* _Supplied entries_:
§ §

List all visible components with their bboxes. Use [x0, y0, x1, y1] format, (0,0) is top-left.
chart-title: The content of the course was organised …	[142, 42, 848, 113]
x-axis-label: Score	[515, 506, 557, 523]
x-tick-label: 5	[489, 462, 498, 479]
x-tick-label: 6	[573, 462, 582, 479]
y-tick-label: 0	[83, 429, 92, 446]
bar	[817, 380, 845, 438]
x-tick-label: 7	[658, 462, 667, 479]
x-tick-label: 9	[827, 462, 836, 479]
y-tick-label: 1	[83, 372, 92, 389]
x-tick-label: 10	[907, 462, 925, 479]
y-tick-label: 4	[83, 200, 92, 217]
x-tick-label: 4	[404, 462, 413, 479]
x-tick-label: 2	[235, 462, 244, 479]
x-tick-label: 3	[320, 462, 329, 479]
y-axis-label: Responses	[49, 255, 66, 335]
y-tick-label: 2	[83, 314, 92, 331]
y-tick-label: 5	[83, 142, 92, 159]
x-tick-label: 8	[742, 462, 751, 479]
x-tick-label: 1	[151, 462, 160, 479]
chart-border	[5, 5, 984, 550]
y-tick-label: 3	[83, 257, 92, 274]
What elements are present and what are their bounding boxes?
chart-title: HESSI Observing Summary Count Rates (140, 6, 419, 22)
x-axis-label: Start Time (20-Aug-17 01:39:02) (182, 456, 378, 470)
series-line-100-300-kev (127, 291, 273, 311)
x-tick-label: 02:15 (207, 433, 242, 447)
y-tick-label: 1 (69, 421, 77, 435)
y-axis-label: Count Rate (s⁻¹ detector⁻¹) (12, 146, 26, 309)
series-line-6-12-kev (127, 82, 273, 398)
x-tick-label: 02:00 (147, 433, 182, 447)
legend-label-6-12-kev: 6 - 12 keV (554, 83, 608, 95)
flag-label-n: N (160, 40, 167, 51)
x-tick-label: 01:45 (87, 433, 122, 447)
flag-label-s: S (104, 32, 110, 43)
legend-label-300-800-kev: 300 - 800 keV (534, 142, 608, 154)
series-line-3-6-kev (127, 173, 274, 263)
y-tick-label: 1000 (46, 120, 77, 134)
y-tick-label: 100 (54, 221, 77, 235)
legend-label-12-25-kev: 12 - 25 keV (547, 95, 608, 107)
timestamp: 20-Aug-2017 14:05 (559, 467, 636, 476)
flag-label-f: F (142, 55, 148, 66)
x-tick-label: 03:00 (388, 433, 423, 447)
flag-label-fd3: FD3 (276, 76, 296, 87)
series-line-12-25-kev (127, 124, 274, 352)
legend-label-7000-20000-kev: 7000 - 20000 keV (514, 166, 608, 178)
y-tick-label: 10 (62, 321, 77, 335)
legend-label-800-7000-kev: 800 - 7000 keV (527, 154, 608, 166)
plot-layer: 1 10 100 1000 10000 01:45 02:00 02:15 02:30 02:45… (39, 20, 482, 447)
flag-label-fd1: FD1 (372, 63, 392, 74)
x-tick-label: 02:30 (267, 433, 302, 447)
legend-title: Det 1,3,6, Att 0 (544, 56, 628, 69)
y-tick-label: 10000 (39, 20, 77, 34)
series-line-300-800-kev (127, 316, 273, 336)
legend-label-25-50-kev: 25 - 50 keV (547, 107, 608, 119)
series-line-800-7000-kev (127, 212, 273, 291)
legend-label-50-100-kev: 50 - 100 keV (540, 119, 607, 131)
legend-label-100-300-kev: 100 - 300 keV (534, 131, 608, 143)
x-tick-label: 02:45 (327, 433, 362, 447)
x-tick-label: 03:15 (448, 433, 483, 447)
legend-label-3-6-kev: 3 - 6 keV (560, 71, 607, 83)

§ §

* _Objective_: Could you copy out the data from its very first line up to and including the line with "462, 582, 479]", character for character?

* _Answer to this exercise_:
List all visible components with their bboxes. Use [x0, y0, x1, y1] format, (0,0) is top-left.
chart-title: The content of the course was organised …	[142, 42, 848, 113]
x-axis-label: Score	[515, 506, 557, 523]
x-tick-label: 5	[489, 462, 498, 479]
x-tick-label: 6	[573, 462, 582, 479]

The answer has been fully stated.